§ Required work:
Reproduce every one of the following rows verbatim, changing nothing.

§ Records provided:
** Start **

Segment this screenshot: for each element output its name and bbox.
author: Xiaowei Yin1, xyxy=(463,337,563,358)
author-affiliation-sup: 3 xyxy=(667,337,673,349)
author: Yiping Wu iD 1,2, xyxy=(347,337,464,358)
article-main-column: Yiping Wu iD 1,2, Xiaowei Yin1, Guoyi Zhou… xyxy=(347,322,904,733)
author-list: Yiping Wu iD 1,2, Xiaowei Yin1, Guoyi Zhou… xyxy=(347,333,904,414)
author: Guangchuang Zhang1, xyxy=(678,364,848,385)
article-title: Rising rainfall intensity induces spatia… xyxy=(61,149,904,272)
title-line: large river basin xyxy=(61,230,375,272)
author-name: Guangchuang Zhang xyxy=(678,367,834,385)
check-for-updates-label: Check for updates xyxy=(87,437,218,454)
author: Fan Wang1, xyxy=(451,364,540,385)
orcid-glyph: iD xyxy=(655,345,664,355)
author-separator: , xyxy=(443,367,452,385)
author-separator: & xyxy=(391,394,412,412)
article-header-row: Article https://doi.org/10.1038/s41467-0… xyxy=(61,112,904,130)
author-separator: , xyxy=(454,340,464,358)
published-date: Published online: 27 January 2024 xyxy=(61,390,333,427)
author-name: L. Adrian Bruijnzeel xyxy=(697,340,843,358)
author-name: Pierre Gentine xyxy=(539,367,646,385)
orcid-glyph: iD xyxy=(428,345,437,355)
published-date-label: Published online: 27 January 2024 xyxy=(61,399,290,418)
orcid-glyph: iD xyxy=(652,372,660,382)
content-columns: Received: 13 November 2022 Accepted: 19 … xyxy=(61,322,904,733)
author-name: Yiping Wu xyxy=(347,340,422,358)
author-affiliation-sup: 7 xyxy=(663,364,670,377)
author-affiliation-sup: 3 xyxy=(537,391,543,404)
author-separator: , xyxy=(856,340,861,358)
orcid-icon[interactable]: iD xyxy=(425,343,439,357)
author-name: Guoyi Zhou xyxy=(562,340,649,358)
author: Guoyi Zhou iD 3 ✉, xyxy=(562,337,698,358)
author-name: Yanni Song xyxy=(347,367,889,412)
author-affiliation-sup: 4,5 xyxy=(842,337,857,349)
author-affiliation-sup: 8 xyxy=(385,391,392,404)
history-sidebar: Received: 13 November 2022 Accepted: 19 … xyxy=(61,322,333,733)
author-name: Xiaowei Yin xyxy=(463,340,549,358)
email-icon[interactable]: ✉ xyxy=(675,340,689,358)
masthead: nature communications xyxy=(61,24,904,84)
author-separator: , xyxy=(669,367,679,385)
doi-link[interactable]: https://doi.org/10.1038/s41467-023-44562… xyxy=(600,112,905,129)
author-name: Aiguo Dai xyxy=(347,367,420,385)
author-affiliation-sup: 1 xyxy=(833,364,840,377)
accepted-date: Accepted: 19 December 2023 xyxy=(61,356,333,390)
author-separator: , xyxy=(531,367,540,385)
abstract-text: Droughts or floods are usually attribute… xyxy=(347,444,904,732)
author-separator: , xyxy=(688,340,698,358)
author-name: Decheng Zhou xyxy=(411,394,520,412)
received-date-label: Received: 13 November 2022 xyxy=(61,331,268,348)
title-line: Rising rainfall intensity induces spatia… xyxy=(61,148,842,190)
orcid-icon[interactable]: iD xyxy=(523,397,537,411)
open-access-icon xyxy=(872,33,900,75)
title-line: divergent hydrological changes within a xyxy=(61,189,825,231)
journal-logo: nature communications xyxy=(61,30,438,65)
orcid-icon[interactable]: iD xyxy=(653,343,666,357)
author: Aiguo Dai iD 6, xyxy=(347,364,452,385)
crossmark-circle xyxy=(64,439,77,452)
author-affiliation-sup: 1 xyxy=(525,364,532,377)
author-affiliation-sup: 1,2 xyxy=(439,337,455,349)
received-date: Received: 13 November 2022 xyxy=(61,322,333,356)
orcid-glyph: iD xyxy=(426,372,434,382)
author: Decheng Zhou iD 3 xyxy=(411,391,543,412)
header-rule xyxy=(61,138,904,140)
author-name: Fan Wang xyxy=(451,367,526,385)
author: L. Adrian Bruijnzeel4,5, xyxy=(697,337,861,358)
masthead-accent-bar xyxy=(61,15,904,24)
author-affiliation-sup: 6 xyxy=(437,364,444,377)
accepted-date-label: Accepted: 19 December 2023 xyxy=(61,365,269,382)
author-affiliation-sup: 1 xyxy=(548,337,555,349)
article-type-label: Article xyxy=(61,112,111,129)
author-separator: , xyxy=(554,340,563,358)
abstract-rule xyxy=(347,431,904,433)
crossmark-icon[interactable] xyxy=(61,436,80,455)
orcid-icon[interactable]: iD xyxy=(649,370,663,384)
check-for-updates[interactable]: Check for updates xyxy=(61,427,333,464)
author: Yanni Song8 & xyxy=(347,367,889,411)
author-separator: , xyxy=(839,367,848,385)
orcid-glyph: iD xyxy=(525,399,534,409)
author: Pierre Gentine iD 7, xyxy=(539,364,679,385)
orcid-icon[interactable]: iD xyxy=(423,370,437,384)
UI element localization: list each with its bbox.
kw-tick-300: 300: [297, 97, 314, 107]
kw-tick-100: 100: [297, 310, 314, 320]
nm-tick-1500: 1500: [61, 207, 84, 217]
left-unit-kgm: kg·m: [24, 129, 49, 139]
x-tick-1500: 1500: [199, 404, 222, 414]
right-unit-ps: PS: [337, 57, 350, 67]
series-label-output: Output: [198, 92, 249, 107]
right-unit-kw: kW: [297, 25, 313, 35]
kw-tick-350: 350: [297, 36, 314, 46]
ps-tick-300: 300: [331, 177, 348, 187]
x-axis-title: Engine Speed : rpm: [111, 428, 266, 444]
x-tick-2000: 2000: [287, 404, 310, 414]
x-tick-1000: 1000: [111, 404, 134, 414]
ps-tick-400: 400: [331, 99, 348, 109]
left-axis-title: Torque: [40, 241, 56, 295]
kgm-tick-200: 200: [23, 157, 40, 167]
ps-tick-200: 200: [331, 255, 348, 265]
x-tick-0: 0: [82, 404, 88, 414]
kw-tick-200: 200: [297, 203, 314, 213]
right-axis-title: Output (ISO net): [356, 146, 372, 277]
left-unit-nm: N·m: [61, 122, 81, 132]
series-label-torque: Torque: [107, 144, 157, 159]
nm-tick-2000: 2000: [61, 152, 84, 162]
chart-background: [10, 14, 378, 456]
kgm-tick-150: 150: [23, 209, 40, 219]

** End **

§ Result of this exercise:
Segment this screenshot: for each element output its name and bbox.
author: Xiaowei Yin1, xyxy=(463,337,563,358)
author-affiliation-sup: 3 xyxy=(667,337,673,349)
author: Yiping Wu iD 1,2, xyxy=(347,337,464,358)
article-main-column: Yiping Wu iD 1,2, Xiaowei Yin1, Guoyi Zhou… xyxy=(347,322,904,733)
author-list: Yiping Wu iD 1,2, Xiaowei Yin1, Guoyi Zhou… xyxy=(347,333,904,414)
author: Guangchuang Zhang1, xyxy=(678,364,848,385)
article-title: Rising rainfall intensity induces spatia… xyxy=(61,149,904,272)
title-line: large river basin xyxy=(61,230,375,272)
author-name: Guangchuang Zhang xyxy=(678,367,834,385)
check-for-updates-label: Check for updates xyxy=(87,437,218,454)
author: Fan Wang1, xyxy=(451,364,540,385)
orcid-glyph: iD xyxy=(655,345,664,355)
author-separator: , xyxy=(443,367,452,385)
author-separator: & xyxy=(391,394,412,412)
article-header-row: Article https://doi.org/10.1038/s41467-0… xyxy=(61,112,904,130)
author-separator: , xyxy=(454,340,464,358)
published-date: Published online: 27 January 2024 xyxy=(61,390,333,427)
author-name: L. Adrian Bruijnzeel xyxy=(697,340,843,358)
author-name: Pierre Gentine xyxy=(539,367,646,385)
orcid-glyph: iD xyxy=(428,345,437,355)
published-date-label: Published online: 27 January 2024 xyxy=(61,399,290,418)
orcid-glyph: iD xyxy=(652,372,660,382)
content-columns: Received: 13 November 2022 Accepted: 19 … xyxy=(61,322,904,733)
author-name: Yiping Wu xyxy=(347,340,422,358)
author-affiliation-sup: 7 xyxy=(663,364,670,377)
author-affiliation-sup: 3 xyxy=(537,391,543,404)
author-separator: , xyxy=(856,340,861,358)
orcid-icon[interactable]: iD xyxy=(425,343,439,357)
author-name: Guoyi Zhou xyxy=(562,340,649,358)
author: Guoyi Zhou iD 3 ✉, xyxy=(562,337,698,358)
author-name: Yanni Song xyxy=(347,367,889,412)
author-affiliation-sup: 4,5 xyxy=(842,337,857,349)
author-affiliation-sup: 8 xyxy=(385,391,392,404)
history-sidebar: Received: 13 November 2022 Accepted: 19 … xyxy=(61,322,333,733)
author-name: Xiaowei Yin xyxy=(463,340,549,358)
email-icon[interactable]: ✉ xyxy=(675,340,689,358)
masthead: nature communications xyxy=(61,24,904,84)
author-separator: , xyxy=(669,367,679,385)
doi-link[interactable]: https://doi.org/10.1038/s41467-023-44562… xyxy=(600,112,905,129)
author-name: Aiguo Dai xyxy=(347,367,420,385)
author-affiliation-sup: 1 xyxy=(833,364,840,377)
accepted-date: Accepted: 19 December 2023 xyxy=(61,356,333,390)
author-separator: , xyxy=(531,367,540,385)
abstract-text: Droughts or floods are usually attribute… xyxy=(347,444,904,732)
author-separator: , xyxy=(688,340,698,358)
author-name: Decheng Zhou xyxy=(411,394,520,412)
received-date-label: Received: 13 November 2022 xyxy=(61,331,268,348)
title-line: Rising rainfall intensity induces spatia… xyxy=(61,148,842,190)
orcid-icon[interactable]: iD xyxy=(523,397,537,411)
open-access-icon xyxy=(872,33,900,75)
title-line: divergent hydrological changes within a xyxy=(61,189,825,231)
journal-logo: nature communications xyxy=(61,30,438,65)
orcid-icon[interactable]: iD xyxy=(653,343,666,357)
author: Aiguo Dai iD 6, xyxy=(347,364,452,385)
crossmark-circle xyxy=(64,439,77,452)
author-affiliation-sup: 1 xyxy=(525,364,532,377)
author-affiliation-sup: 1,2 xyxy=(439,337,455,349)
received-date: Received: 13 November 2022 xyxy=(61,322,333,356)
orcid-glyph: iD xyxy=(426,372,434,382)
author: Decheng Zhou iD 3 xyxy=(411,391,543,412)
header-rule xyxy=(61,138,904,140)
author-name: Fan Wang xyxy=(451,367,526,385)
author: L. Adrian Bruijnzeel4,5, xyxy=(697,337,861,358)
masthead-accent-bar xyxy=(61,15,904,24)
author-affiliation-sup: 6 xyxy=(437,364,444,377)
accepted-date-label: Accepted: 19 December 2023 xyxy=(61,365,269,382)
author-affiliation-sup: 1 xyxy=(548,337,555,349)
article-type-label: Article xyxy=(61,112,111,129)
author-separator: , xyxy=(554,340,563,358)
abstract-rule xyxy=(347,431,904,433)
crossmark-icon[interactable] xyxy=(61,436,80,455)
orcid-icon[interactable]: iD xyxy=(649,370,663,384)
check-for-updates[interactable]: Check for updates xyxy=(61,427,333,464)
author: Yanni Song8 & xyxy=(347,367,889,411)
author-separator: , xyxy=(839,367,848,385)
orcid-glyph: iD xyxy=(525,399,534,409)
author: Pierre Gentine iD 7, xyxy=(539,364,679,385)
orcid-icon[interactable]: iD xyxy=(423,370,437,384)
UI element localization: list each with its bbox.
kw-tick-300: 300: [297, 97, 314, 107]
kw-tick-100: 100: [297, 310, 314, 320]
nm-tick-1500: 1500: [61, 207, 84, 217]
left-unit-kgm: kg·m: [24, 129, 49, 139]
x-tick-1500: 1500: [199, 404, 222, 414]
right-unit-ps: PS: [337, 57, 350, 67]
series-label-output: Output: [198, 92, 249, 107]
right-unit-kw: kW: [297, 25, 313, 35]
kw-tick-350: 350: [297, 36, 314, 46]
ps-tick-300: 300: [331, 177, 348, 187]
x-axis-title: Engine Speed : rpm: [111, 428, 266, 444]
x-tick-2000: 2000: [287, 404, 310, 414]
x-tick-1000: 1000: [111, 404, 134, 414]
ps-tick-400: 400: [331, 99, 348, 109]
left-axis-title: Torque: [40, 241, 56, 295]
kgm-tick-200: 200: [23, 157, 40, 167]
ps-tick-200: 200: [331, 255, 348, 265]
x-tick-0: 0: [82, 404, 88, 414]
kw-tick-200: 200: [297, 203, 314, 213]
right-axis-title: Output (ISO net): [356, 146, 372, 277]
left-unit-nm: N·m: [61, 122, 81, 132]
series-label-torque: Torque: [107, 144, 157, 159]
nm-tick-2000: 2000: [61, 152, 84, 162]
chart-background: [10, 14, 378, 456]
kgm-tick-150: 150: [23, 209, 40, 219]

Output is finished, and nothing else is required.